[STATED GOAL] Look for "this" in each line of the entries, and return the matching lines.

[RECORDS]
------------------------------

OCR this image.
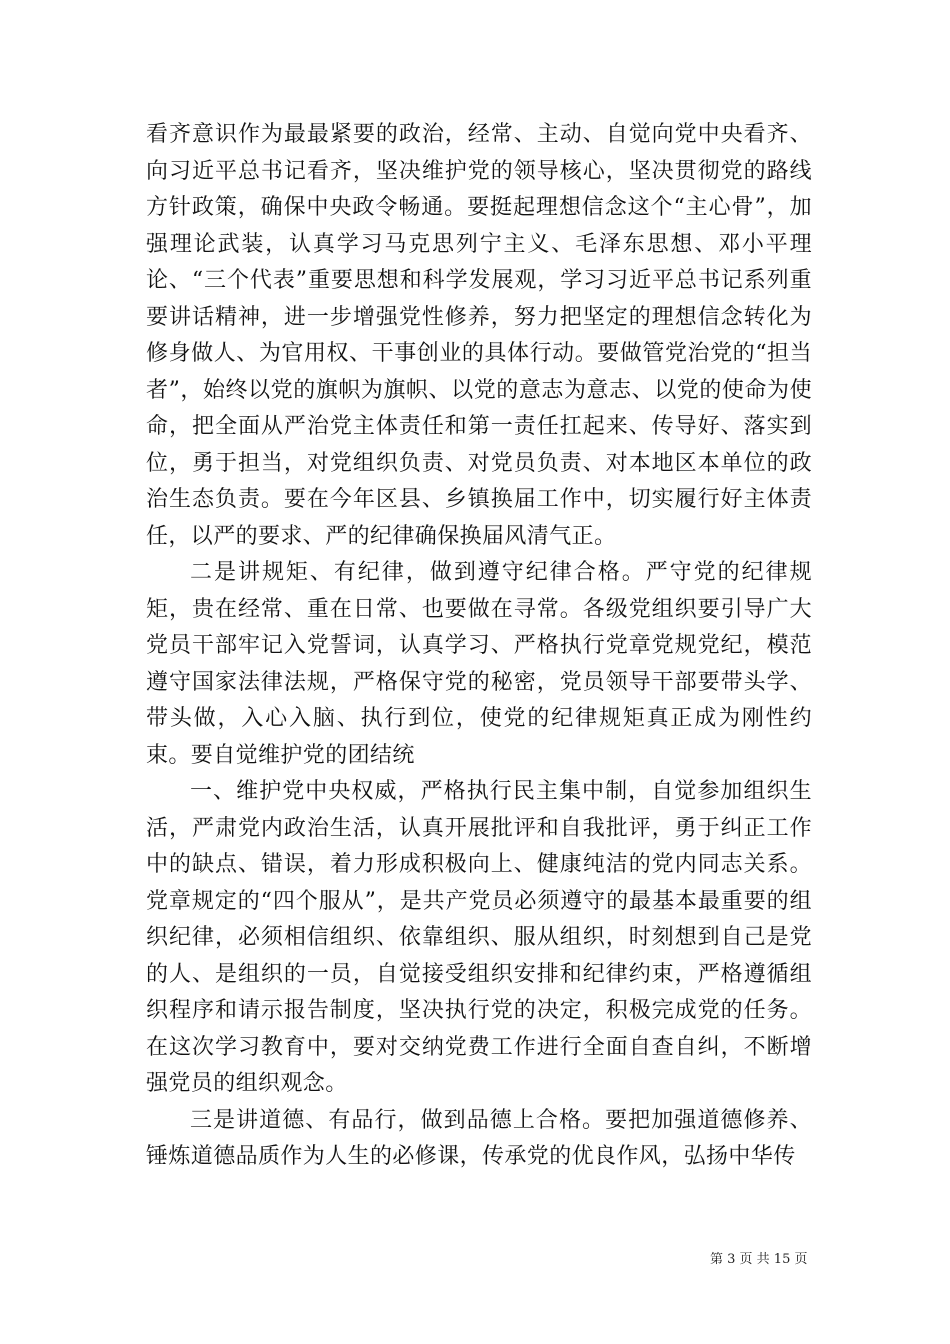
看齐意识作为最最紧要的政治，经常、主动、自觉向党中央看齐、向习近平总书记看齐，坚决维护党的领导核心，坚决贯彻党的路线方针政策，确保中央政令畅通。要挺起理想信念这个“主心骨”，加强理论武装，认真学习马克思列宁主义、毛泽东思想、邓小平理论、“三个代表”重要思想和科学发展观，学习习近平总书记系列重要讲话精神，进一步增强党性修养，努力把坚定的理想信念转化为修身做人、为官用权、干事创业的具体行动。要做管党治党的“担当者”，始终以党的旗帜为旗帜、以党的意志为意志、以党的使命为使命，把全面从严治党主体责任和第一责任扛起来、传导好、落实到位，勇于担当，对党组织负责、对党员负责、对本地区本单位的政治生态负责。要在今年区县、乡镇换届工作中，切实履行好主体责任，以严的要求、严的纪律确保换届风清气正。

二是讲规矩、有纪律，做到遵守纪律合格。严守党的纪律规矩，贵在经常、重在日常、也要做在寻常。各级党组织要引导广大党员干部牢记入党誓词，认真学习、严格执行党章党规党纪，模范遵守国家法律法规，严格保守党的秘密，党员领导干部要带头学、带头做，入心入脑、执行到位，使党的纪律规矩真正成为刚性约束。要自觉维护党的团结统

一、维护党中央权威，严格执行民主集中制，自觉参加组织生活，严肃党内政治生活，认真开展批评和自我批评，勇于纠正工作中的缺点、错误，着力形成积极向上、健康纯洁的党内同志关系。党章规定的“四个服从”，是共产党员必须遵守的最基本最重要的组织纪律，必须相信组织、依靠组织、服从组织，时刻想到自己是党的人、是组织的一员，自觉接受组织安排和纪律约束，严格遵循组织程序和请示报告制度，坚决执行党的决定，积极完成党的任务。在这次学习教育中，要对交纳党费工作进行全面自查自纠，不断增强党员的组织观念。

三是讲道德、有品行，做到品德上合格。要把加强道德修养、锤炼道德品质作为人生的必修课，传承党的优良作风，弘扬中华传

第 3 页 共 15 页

------------------------------

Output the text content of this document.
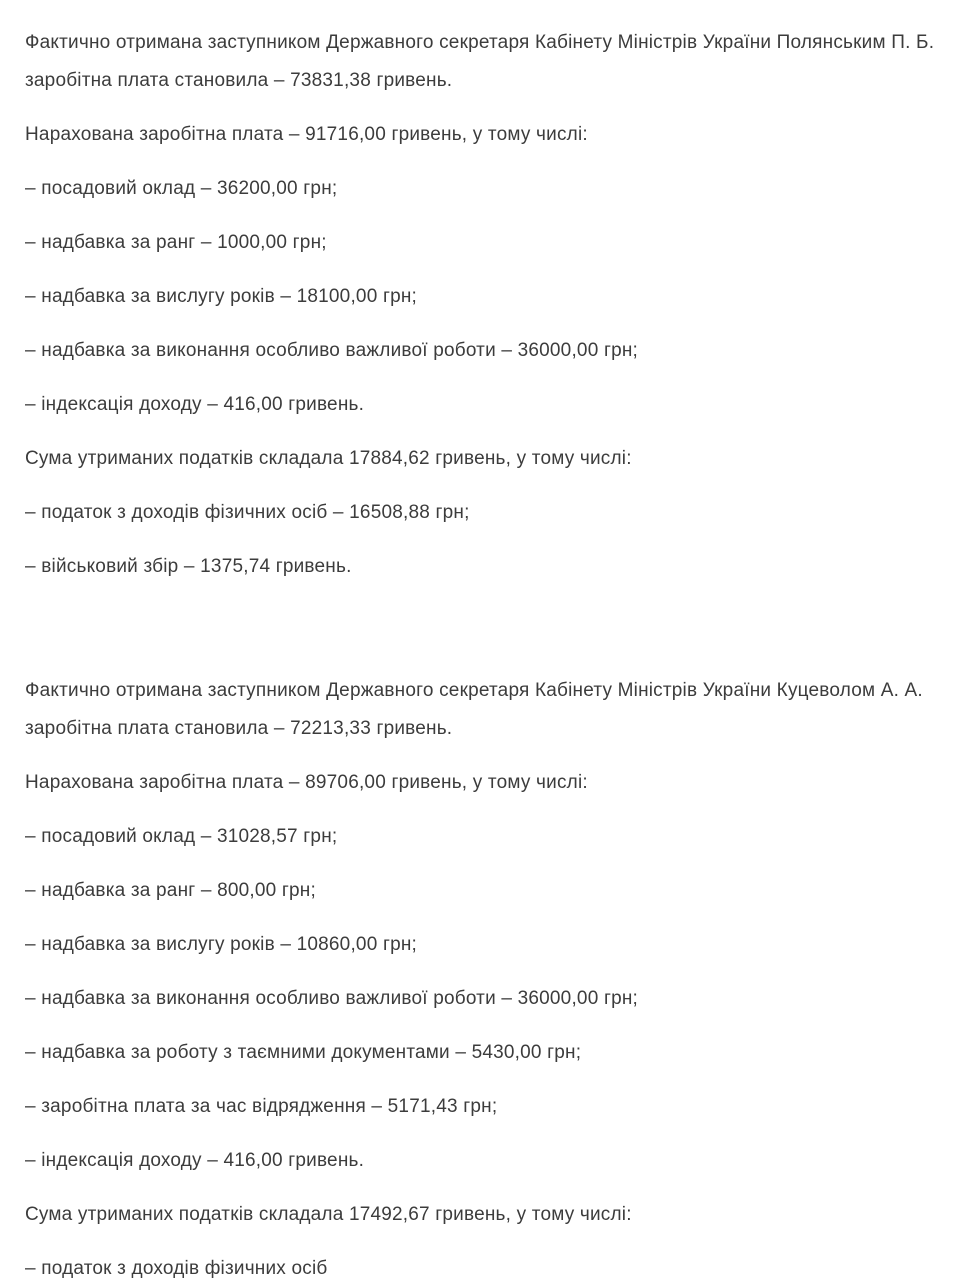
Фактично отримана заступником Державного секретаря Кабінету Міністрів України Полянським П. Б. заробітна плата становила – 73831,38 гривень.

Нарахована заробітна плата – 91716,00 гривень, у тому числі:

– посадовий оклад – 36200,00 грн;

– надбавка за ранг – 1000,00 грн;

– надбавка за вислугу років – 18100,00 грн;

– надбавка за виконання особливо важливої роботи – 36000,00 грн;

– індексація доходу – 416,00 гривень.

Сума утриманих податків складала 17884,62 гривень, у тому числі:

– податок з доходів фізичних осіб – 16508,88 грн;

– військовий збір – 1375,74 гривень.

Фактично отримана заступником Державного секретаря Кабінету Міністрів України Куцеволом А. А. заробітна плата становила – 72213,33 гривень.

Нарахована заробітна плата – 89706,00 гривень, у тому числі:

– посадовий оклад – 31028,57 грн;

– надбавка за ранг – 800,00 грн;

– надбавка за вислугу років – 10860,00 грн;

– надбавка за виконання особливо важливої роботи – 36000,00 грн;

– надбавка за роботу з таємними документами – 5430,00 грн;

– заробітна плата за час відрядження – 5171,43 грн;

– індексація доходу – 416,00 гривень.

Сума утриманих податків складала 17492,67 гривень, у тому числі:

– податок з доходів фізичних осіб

------------------------------

[EXERCISE RESULT]
OCR this image.
Output the text content of this document.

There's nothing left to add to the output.